- _INSTRUCTIONS FOR THE TASK_: Transcribe every one of the lines below character for character, without altering anything.

╭──

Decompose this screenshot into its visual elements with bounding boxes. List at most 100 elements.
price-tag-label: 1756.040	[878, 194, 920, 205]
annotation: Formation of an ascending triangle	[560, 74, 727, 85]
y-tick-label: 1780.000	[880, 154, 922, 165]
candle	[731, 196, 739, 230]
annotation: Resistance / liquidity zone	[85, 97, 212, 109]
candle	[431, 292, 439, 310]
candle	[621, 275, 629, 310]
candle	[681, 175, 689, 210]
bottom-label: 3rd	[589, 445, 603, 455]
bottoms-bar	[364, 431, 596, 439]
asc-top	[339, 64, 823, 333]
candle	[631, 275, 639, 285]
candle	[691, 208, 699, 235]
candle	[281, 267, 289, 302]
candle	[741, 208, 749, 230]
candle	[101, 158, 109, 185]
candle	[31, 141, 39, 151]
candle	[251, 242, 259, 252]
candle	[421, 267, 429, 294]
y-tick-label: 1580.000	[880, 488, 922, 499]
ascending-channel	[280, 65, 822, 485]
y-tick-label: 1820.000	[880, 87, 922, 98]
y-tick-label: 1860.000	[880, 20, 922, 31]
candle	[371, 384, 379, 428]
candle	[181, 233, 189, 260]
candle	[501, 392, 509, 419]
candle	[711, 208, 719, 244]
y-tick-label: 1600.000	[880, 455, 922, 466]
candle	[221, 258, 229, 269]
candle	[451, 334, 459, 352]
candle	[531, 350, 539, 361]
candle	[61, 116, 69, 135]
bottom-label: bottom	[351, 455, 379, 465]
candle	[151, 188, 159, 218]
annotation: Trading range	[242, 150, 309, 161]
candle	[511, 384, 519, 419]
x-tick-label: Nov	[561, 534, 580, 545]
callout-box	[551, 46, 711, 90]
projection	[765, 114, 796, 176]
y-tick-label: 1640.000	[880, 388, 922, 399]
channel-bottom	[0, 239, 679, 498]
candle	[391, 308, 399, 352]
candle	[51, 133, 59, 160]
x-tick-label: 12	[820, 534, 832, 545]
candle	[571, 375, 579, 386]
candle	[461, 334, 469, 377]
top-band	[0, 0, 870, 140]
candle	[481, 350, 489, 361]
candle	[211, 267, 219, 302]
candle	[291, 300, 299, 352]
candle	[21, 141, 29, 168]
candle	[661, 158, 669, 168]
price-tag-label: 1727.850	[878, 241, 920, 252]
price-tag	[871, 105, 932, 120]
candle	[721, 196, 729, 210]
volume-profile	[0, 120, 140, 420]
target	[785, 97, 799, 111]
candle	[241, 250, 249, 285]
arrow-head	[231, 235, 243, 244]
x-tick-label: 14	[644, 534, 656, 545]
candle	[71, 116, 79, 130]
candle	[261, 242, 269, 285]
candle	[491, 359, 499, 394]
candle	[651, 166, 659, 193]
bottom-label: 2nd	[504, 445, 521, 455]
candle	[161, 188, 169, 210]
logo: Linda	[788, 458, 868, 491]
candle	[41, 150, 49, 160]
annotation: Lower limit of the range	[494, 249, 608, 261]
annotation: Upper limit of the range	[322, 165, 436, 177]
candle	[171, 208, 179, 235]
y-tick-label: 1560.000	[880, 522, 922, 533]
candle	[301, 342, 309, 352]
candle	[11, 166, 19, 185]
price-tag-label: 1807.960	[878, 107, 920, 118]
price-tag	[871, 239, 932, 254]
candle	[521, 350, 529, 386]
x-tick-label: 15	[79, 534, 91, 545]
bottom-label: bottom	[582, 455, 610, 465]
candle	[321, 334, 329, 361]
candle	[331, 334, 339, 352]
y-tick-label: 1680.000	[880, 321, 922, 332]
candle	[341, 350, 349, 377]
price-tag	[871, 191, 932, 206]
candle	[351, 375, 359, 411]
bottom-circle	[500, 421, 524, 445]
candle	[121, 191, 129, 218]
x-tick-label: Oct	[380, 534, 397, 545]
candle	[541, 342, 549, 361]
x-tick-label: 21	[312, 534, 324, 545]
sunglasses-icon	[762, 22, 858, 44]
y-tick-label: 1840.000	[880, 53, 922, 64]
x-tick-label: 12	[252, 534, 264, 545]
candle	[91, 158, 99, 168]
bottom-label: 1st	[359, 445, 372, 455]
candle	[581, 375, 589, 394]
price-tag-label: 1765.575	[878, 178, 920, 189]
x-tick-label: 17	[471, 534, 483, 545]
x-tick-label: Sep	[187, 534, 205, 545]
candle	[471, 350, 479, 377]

╰──

- _SOLUTION FOR THIS EXERCISE_:
Decompose this screenshot into its visual elements with bounding boxes. List at most 100 elements.
price-tag-label: 1756.040	[878, 194, 920, 205]
annotation: Formation of an ascending triangle	[560, 74, 727, 85]
y-tick-label: 1780.000	[880, 154, 922, 165]
candle	[731, 196, 739, 230]
annotation: Resistance / liquidity zone	[85, 97, 212, 109]
candle	[431, 292, 439, 310]
candle	[621, 275, 629, 310]
candle	[681, 175, 689, 210]
bottom-label: 3rd	[589, 445, 603, 455]
bottoms-bar	[364, 431, 596, 439]
asc-top	[339, 64, 823, 333]
candle	[631, 275, 639, 285]
candle	[691, 208, 699, 235]
candle	[281, 267, 289, 302]
candle	[741, 208, 749, 230]
candle	[101, 158, 109, 185]
candle	[31, 141, 39, 151]
candle	[251, 242, 259, 252]
candle	[421, 267, 429, 294]
y-tick-label: 1580.000	[880, 488, 922, 499]
ascending-channel	[280, 65, 822, 485]
y-tick-label: 1820.000	[880, 87, 922, 98]
y-tick-label: 1860.000	[880, 20, 922, 31]
candle	[371, 384, 379, 428]
candle	[181, 233, 189, 260]
candle	[501, 392, 509, 419]
candle	[711, 208, 719, 244]
y-tick-label: 1600.000	[880, 455, 922, 466]
candle	[221, 258, 229, 269]
candle	[451, 334, 459, 352]
candle	[531, 350, 539, 361]
candle	[61, 116, 69, 135]
bottom-label: bottom	[351, 455, 379, 465]
candle	[151, 188, 159, 218]
annotation: Trading range	[242, 150, 309, 161]
candle	[511, 384, 519, 419]
x-tick-label: Nov	[561, 534, 580, 545]
callout-box	[551, 46, 711, 90]
projection	[765, 114, 796, 176]
y-tick-label: 1640.000	[880, 388, 922, 399]
channel-bottom	[0, 239, 679, 498]
candle	[391, 308, 399, 352]
candle	[51, 133, 59, 160]
x-tick-label: 12	[820, 534, 832, 545]
candle	[571, 375, 579, 386]
candle	[461, 334, 469, 377]
top-band	[0, 0, 870, 140]
candle	[481, 350, 489, 361]
candle	[211, 267, 219, 302]
candle	[291, 300, 299, 352]
candle	[21, 141, 29, 168]
candle	[661, 158, 669, 168]
price-tag-label: 1727.850	[878, 241, 920, 252]
price-tag	[871, 105, 932, 120]
candle	[721, 196, 729, 210]
volume-profile	[0, 120, 140, 420]
target	[785, 97, 799, 111]
candle	[241, 250, 249, 285]
arrow-head	[231, 235, 243, 244]
x-tick-label: 14	[644, 534, 656, 545]
candle	[71, 116, 79, 130]
candle	[261, 242, 269, 285]
candle	[491, 359, 499, 394]
candle	[651, 166, 659, 193]
bottom-label: 2nd	[504, 445, 521, 455]
candle	[161, 188, 169, 210]
logo: Linda	[788, 458, 868, 491]
candle	[41, 150, 49, 160]
annotation: Lower limit of the range	[494, 249, 608, 261]
annotation: Upper limit of the range	[322, 165, 436, 177]
candle	[171, 208, 179, 235]
y-tick-label: 1560.000	[880, 522, 922, 533]
candle	[301, 342, 309, 352]
candle	[11, 166, 19, 185]
price-tag-label: 1807.960	[878, 107, 920, 118]
price-tag	[871, 239, 932, 254]
candle	[521, 350, 529, 386]
x-tick-label: 15	[79, 534, 91, 545]
bottom-label: bottom	[582, 455, 610, 465]
candle	[321, 334, 329, 361]
candle	[331, 334, 339, 352]
y-tick-label: 1680.000	[880, 321, 922, 332]
candle	[341, 350, 349, 377]
price-tag	[871, 191, 932, 206]
candle	[351, 375, 359, 411]
bottom-circle	[500, 421, 524, 445]
candle	[121, 191, 129, 218]
x-tick-label: Oct	[380, 534, 397, 545]
candle	[541, 342, 549, 361]
x-tick-label: 21	[312, 534, 324, 545]
sunglasses-icon	[762, 22, 858, 44]
y-tick-label: 1840.000	[880, 53, 922, 64]
x-tick-label: 12	[252, 534, 264, 545]
candle	[91, 158, 99, 168]
bottom-label: 1st	[359, 445, 372, 455]
candle	[581, 375, 589, 394]
price-tag-label: 1765.575	[878, 178, 920, 189]
x-tick-label: 17	[471, 534, 483, 545]
x-tick-label: Sep	[187, 534, 205, 545]
candle	[471, 350, 479, 377]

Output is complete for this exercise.